Copy out all lines where "icon" appears.

:: Given data ::
= = = = =

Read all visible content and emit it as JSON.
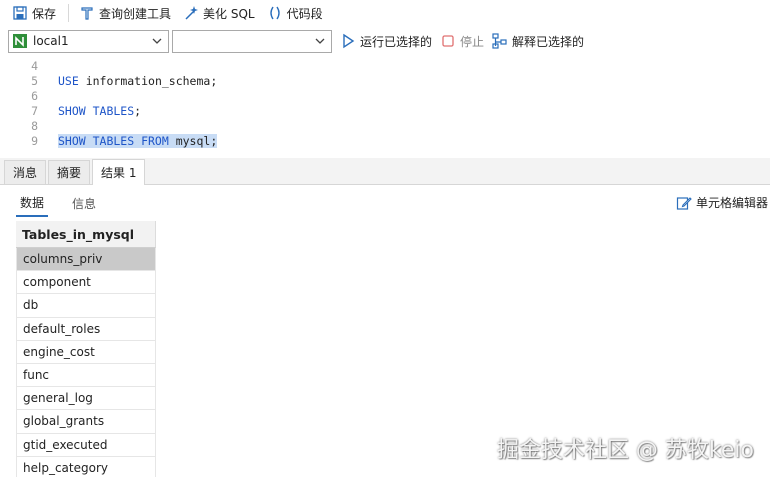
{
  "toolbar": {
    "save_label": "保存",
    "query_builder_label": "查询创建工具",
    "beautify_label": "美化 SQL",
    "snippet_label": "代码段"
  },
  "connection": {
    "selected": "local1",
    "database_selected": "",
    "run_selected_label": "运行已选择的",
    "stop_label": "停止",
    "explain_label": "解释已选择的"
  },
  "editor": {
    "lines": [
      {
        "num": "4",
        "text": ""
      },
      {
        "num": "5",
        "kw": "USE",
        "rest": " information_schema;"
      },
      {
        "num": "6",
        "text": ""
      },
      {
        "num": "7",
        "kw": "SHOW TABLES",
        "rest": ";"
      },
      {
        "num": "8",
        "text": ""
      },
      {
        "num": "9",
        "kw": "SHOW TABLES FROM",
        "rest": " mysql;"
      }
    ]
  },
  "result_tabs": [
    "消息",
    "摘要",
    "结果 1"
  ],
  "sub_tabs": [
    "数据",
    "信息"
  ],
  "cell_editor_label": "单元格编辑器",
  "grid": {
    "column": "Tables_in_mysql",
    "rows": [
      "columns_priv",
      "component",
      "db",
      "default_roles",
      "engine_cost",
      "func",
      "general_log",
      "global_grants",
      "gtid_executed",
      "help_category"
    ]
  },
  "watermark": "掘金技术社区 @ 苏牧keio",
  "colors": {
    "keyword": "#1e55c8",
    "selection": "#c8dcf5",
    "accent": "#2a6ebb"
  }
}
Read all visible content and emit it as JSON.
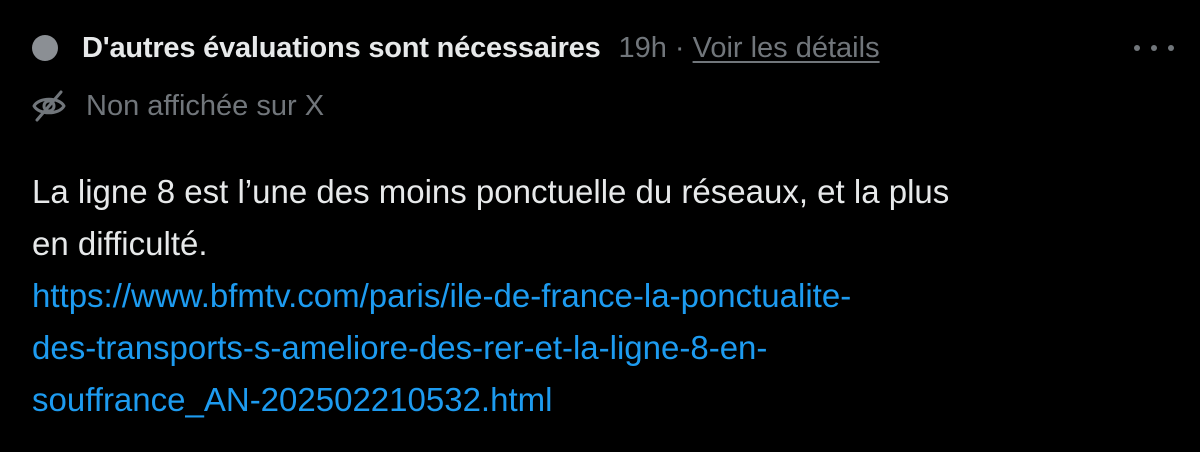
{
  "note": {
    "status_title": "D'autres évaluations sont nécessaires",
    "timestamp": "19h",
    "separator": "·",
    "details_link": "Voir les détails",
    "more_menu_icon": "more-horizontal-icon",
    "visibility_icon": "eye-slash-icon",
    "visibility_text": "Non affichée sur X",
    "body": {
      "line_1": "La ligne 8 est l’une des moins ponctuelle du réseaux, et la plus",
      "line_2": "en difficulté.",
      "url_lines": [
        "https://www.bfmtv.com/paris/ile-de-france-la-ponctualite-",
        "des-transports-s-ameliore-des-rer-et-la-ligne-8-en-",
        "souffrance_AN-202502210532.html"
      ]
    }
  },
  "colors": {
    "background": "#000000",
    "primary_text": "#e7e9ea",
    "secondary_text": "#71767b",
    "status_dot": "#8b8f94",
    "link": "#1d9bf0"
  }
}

= = = = =

:: Full output ::
    "more_menu_icon": "more-horizontal-icon",
    "visibility_icon": "eye-slash-icon",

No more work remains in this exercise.